▶ **AIM OF THE EXERCISE**
Return the entries verbatim and drop every picture.

# START OF DATA TO PROCESS

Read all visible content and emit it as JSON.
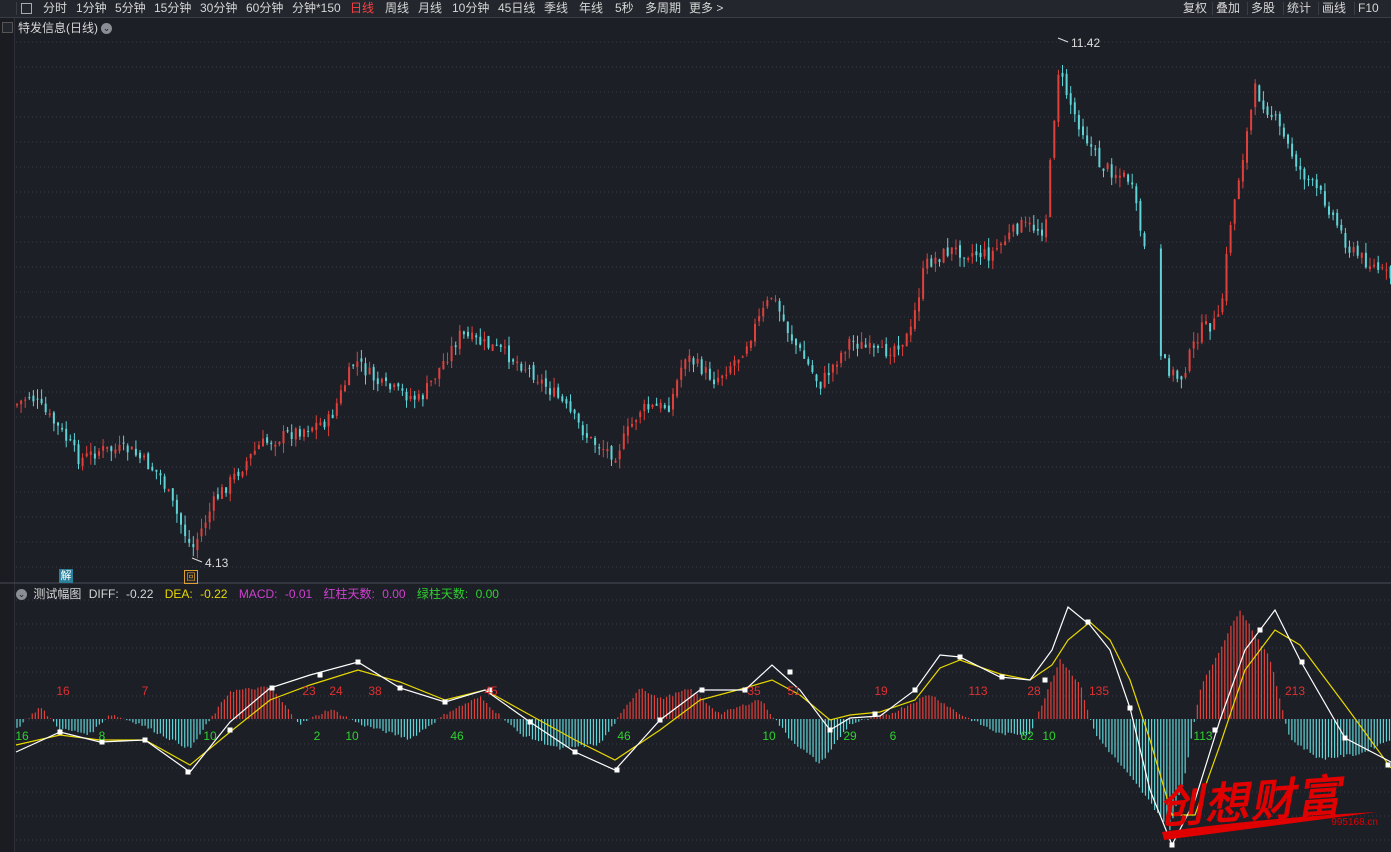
{
  "toolbar": {
    "left_items": [
      "分时",
      "1分钟",
      "5分钟",
      "15分钟",
      "30分钟",
      "60分钟",
      "分钟*150",
      "日线",
      "周线",
      "月线",
      "10分钟",
      "45日线",
      "季线",
      "年线",
      "5秒",
      "多周期",
      "更多 >"
    ],
    "active": "日线",
    "right_items": [
      "复权",
      "叠加",
      "多股",
      "统计",
      "画线",
      "F10"
    ]
  },
  "main_panel": {
    "title": "特发信息(日线)",
    "high_label": "11.42",
    "low_label": "4.13",
    "badge_jie": "解",
    "badge_box": "回"
  },
  "indicator": {
    "name": "测试幅图",
    "diff_label": "DIFF:",
    "diff_value": "-0.22",
    "dea_label": "DEA:",
    "dea_value": "-0.22",
    "macd_label": "MACD:",
    "macd_value": "-0.01",
    "red_label": "红柱天数:",
    "red_value": "0.00",
    "green_label": "绿柱天数:",
    "green_value": "0.00",
    "red_counts": [
      "16",
      "7",
      "23",
      "24",
      "38",
      "45",
      "35",
      "51",
      "19",
      "113",
      "28",
      "135",
      "213"
    ],
    "green_counts": [
      "16",
      "8",
      "10",
      "2",
      "10",
      "46",
      "46",
      "10",
      "29",
      "6",
      "62",
      "10",
      "113"
    ]
  },
  "watermark": {
    "text": "创想财富",
    "url": "995168.cn"
  },
  "colors": {
    "up": "#e0403a",
    "down": "#5fd3d6",
    "diff_line": "#ffffff",
    "dea_line": "#e8d800",
    "red_text": "#e03030",
    "green_text": "#30d030",
    "active_tab": "#ff4040"
  }
}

# END OF DATA TO PROCESS

▶ **EXPECTED OUTPUT**
Read all visible content and emit it as JSON.
{
  "toolbar": {
    "left_items": [
      "分时",
      "1分钟",
      "5分钟",
      "15分钟",
      "30分钟",
      "60分钟",
      "分钟*150",
      "日线",
      "周线",
      "月线",
      "10分钟",
      "45日线",
      "季线",
      "年线",
      "5秒",
      "多周期",
      "更多 >"
    ],
    "active": "日线",
    "right_items": [
      "复权",
      "叠加",
      "多股",
      "统计",
      "画线",
      "F10"
    ]
  },
  "main_panel": {
    "title": "特发信息(日线)",
    "high_label": "11.42",
    "low_label": "4.13",
    "badge_jie": "解",
    "badge_box": "回"
  },
  "indicator": {
    "name": "测试幅图",
    "diff_label": "DIFF:",
    "diff_value": "-0.22",
    "dea_label": "DEA:",
    "dea_value": "-0.22",
    "macd_label": "MACD:",
    "macd_value": "-0.01",
    "red_label": "红柱天数:",
    "red_value": "0.00",
    "green_label": "绿柱天数:",
    "green_value": "0.00",
    "red_counts": [
      "16",
      "7",
      "23",
      "24",
      "38",
      "45",
      "35",
      "51",
      "19",
      "113",
      "28",
      "135",
      "213"
    ],
    "green_counts": [
      "16",
      "8",
      "10",
      "2",
      "10",
      "46",
      "46",
      "10",
      "29",
      "6",
      "62",
      "10",
      "113"
    ]
  },
  "watermark": {
    "text": "创想财富",
    "url": "995168.cn"
  },
  "colors": {
    "up": "#e0403a",
    "down": "#5fd3d6",
    "diff_line": "#ffffff",
    "dea_line": "#e8d800",
    "red_text": "#e03030",
    "green_text": "#30d030",
    "active_tab": "#ff4040"
  }
}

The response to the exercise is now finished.